**THE DATA**.
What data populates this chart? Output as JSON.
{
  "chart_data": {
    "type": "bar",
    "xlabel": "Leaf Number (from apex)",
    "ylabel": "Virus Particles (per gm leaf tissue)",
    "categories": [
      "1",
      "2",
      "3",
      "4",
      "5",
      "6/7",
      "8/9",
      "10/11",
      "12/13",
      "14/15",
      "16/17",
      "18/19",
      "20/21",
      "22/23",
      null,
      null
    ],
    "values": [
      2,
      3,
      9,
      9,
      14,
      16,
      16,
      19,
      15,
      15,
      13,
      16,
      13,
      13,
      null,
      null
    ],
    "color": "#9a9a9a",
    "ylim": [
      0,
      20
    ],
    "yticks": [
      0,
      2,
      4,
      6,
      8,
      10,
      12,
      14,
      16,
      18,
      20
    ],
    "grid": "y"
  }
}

**TASK TO CARRY OUT**.
Write out the listing once more, matching it exactly.

**WRITTEN RESPONSE**.
What data populates this chart? Output as JSON.
{
  "chart_data": {
    "type": "bar",
    "xlabel": "Leaf Number (from apex)",
    "ylabel": "Virus Particles (per gm leaf tissue)",
    "categories": [
      "1",
      "2",
      "3",
      "4",
      "5",
      "6/7",
      "8/9",
      "10/11",
      "12/13",
      "14/15",
      "16/17",
      "18/19",
      "20/21",
      "22/23",
      null,
      null
    ],
    "values": [
      2,
      3,
      9,
      9,
      14,
      16,
      16,
      19,
      15,
      15,
      13,
      16,
      13,
      13,
      null,
      null
    ],
    "color": "#9a9a9a",
    "ylim": [
      0,
      20
    ],
    "yticks": [
      0,
      2,
      4,
      6,
      8,
      10,
      12,
      14,
      16,
      18,
      20
    ],
    "grid": "y"
  }
}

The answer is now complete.